▶ [GIVEN DATA]

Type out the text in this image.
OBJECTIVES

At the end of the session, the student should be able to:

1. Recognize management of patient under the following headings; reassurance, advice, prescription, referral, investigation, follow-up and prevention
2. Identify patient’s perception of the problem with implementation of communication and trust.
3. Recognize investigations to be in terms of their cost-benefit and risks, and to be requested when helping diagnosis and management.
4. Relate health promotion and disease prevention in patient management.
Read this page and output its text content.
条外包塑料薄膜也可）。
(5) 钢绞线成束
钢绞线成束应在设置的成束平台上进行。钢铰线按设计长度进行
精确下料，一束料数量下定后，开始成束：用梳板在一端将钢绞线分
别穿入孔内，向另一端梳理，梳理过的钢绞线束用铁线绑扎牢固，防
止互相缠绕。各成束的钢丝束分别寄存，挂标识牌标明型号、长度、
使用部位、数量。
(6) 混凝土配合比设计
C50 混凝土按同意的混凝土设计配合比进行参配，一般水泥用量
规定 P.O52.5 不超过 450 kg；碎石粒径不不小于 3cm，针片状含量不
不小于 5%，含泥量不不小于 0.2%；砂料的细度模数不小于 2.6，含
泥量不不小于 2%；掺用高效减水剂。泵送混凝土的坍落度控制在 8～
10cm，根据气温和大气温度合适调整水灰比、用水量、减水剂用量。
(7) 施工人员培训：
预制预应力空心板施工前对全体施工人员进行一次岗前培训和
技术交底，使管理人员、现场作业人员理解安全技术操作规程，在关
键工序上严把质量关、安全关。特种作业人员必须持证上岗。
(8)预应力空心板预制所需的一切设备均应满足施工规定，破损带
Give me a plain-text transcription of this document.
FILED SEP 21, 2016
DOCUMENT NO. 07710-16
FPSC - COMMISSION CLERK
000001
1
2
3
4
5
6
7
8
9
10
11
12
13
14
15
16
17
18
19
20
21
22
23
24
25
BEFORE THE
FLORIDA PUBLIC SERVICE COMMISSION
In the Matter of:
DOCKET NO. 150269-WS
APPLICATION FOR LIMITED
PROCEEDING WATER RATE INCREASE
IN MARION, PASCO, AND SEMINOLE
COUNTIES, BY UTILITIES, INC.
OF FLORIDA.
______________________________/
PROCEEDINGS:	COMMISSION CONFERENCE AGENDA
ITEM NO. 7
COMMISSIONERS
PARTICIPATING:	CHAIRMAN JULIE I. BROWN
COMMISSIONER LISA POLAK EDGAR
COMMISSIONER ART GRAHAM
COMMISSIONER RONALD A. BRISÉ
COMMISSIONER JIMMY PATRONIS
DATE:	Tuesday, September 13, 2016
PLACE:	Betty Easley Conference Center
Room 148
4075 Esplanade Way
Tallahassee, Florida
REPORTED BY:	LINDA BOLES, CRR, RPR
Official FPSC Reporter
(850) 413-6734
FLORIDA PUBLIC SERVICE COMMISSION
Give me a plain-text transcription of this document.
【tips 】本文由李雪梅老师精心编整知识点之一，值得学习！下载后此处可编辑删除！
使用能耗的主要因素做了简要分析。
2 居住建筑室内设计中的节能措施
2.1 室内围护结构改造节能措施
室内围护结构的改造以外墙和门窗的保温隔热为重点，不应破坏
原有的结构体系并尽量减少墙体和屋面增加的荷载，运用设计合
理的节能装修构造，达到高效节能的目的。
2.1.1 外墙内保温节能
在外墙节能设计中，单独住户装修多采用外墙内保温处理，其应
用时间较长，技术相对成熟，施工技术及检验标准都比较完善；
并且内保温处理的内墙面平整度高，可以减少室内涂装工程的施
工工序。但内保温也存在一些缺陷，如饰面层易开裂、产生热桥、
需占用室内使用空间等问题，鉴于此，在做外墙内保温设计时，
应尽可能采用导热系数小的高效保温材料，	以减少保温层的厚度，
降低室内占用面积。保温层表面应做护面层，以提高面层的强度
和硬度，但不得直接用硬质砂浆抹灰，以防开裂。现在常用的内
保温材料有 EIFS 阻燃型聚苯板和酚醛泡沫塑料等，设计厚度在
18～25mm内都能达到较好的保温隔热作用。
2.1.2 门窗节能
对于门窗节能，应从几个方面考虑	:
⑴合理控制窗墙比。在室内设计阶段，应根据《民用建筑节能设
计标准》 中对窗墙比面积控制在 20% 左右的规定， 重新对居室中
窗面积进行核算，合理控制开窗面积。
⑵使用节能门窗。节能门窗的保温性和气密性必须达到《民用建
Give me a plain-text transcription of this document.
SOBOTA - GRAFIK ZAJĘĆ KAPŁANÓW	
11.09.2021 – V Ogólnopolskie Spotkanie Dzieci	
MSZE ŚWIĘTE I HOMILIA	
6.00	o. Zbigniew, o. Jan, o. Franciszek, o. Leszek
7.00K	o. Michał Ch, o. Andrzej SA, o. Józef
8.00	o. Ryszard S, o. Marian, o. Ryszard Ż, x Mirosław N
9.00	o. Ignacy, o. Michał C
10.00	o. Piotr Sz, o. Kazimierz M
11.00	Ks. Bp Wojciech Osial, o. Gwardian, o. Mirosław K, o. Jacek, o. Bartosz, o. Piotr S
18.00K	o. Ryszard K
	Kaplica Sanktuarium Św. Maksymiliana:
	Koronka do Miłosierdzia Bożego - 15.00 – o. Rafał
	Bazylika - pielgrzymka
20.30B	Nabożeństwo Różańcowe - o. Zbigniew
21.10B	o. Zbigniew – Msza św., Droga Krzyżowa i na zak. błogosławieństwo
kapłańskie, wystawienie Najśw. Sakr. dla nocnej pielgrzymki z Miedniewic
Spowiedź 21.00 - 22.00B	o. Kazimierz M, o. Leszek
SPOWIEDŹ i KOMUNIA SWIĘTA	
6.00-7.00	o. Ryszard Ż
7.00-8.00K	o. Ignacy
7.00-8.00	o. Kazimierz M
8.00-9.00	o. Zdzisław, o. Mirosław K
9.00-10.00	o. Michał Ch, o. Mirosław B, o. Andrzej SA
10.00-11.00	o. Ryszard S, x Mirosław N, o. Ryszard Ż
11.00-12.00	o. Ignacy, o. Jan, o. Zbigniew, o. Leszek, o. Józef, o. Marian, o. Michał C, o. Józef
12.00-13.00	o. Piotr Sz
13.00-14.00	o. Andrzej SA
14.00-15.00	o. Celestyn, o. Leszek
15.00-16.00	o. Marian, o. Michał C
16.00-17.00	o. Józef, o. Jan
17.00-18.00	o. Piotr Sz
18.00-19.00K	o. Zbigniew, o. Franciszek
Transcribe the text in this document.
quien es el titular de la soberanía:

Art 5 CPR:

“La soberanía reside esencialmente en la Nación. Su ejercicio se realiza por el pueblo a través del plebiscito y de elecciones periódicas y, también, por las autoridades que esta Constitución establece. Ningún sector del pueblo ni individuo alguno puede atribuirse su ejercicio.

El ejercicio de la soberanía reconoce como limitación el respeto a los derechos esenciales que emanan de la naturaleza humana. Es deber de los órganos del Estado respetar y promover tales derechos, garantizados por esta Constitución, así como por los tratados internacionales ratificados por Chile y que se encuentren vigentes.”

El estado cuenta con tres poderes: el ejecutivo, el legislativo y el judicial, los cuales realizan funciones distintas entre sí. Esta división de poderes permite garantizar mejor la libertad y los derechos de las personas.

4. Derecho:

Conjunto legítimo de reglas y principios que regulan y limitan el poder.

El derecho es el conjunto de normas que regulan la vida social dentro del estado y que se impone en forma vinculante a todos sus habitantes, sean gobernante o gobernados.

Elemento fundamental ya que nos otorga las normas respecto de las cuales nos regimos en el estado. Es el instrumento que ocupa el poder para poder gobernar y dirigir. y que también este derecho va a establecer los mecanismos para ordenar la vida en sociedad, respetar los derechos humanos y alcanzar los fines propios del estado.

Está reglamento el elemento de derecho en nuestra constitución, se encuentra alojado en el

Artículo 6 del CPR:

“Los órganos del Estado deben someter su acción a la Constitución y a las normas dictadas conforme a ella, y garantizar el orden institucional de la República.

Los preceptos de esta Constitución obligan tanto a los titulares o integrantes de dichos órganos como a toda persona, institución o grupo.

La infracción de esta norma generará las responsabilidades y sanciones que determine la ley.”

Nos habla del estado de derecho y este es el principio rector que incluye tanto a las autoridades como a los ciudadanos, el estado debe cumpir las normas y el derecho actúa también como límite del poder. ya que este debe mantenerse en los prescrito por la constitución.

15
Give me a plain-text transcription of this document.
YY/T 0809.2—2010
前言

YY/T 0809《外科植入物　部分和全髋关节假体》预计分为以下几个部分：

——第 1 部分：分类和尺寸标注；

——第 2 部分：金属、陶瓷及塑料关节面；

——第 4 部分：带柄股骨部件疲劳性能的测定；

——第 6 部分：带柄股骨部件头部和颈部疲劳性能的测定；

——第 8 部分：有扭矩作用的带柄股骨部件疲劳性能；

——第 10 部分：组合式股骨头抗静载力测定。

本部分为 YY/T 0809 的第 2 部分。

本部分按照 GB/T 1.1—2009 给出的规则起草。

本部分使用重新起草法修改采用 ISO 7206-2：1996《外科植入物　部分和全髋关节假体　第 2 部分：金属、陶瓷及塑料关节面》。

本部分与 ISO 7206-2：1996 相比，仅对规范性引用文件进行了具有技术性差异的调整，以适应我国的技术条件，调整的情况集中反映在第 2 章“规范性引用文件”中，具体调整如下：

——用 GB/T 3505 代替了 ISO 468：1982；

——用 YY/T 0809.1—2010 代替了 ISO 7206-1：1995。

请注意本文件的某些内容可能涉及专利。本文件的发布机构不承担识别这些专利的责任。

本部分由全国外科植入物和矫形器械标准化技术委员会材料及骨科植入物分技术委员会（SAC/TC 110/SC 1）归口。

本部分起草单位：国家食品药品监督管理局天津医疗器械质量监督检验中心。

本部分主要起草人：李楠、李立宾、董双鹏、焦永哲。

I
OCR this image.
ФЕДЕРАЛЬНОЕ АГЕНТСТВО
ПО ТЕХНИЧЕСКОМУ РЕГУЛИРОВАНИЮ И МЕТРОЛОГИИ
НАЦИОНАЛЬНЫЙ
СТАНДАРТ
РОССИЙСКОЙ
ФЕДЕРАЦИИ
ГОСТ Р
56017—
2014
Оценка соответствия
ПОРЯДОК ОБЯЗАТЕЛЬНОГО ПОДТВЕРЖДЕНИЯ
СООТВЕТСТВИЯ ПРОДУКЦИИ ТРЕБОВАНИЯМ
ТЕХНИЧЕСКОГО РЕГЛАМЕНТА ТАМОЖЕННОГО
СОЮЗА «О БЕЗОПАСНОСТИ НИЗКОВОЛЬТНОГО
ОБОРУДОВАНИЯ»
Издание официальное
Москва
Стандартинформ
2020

▶ [SET EXERCISE]
List every line from the entries above in which "Marian" appears.

▶ [WRITTEN RESPONSE]
8.00	o. Ryszard S, o. Marian, o. Ryszard Ż, x Mirosław N
11.00-12.00	o. Ignacy, o. Jan, o. Zbigniew, o. Leszek, o. Józef, o. Marian, o. Michał C, o. Józef
15.00-16.00	o. Marian, o. Michał C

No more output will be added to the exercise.